>>>>

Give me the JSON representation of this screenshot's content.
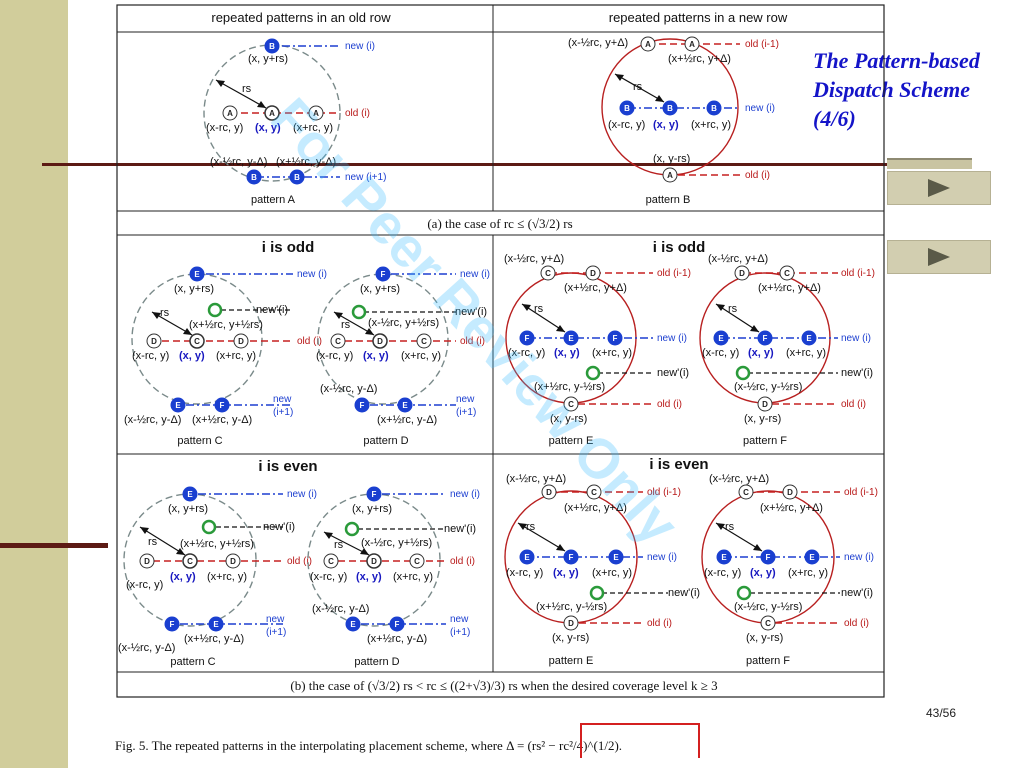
{
  "slide": {
    "title_lines": [
      "The Pattern-based",
      "Dispatch Scheme",
      "(4/6)"
    ],
    "page_number": "43/56",
    "nav": [
      {
        "icon": "play-arrow-icon"
      },
      {
        "icon": "play-arrow-icon"
      }
    ]
  },
  "figure": {
    "headers": {
      "old_row": "repeated patterns in an old row",
      "new_row": "repeated patterns in a new row"
    },
    "section_a_caption": "(a) the case of rc ≤ (√3/2) rs",
    "section_b_caption": "(b) the case of (√3/2) rs < rc ≤ ((2+√3)/3) rs when the desired coverage level k ≥ 3",
    "odd_label": "i is odd",
    "even_label": "i is even",
    "caption": "Fig. 5.   The repeated patterns in the interpolating placement scheme, where Δ = (rs² − rc²/4)^(1/2).",
    "watermark": "For Peer Review Only",
    "patterns": {
      "A": "pattern A",
      "B": "pattern B",
      "C": "pattern C",
      "D": "pattern D",
      "E": "pattern E",
      "F": "pattern F"
    },
    "row_labels": {
      "new_i": "new (i)",
      "old_i": "old (i)",
      "old_im1": "old (i-1)",
      "new_ip1": "new (i+1)",
      "newp_i": "new'(i)",
      "new": "new",
      "ip1": "(i+1)"
    },
    "coords": {
      "x_y": "(x, y)",
      "x_yrs": "(x, y+rs)",
      "x_y_minus_rs": "(x, y-rs)",
      "xm_rc_y": "(x-rc, y)",
      "xp_rc_y": "(x+rc, y)",
      "xm_half_rc_yd": "(x-½rc, y+Δ)",
      "xp_half_rc_yd": "(x+½rc, y+Δ)",
      "xm_half_rc_ymd": "(x-½rc, y-Δ)",
      "xp_half_rc_ymd": "(x+½rc, y-Δ)",
      "xp_half_rc_yp_half_rs": "(x+½rc, y+½rs)",
      "xm_half_rc_yp_half_rs": "(x-½rc, y+½rs)",
      "xp_half_rc_ym_half_rs": "(x+½rc, y-½rs)",
      "xm_half_rc_ym_half_rs": "(x-½rc, y-½rs)",
      "rs": "rs"
    }
  }
}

<<<<

| SHORT EXERCISE |
Extract every line that has the string "repeated" in it.

| ANSWER TO THE PROBLEM |
      "old_row": "repeated patterns in an old row",
      "new_row": "repeated patterns in a new row"
    "caption": "Fig. 5.   The repeated patterns in the interpolating placement scheme, where Δ = (rs² − rc²/4)^(1/2).",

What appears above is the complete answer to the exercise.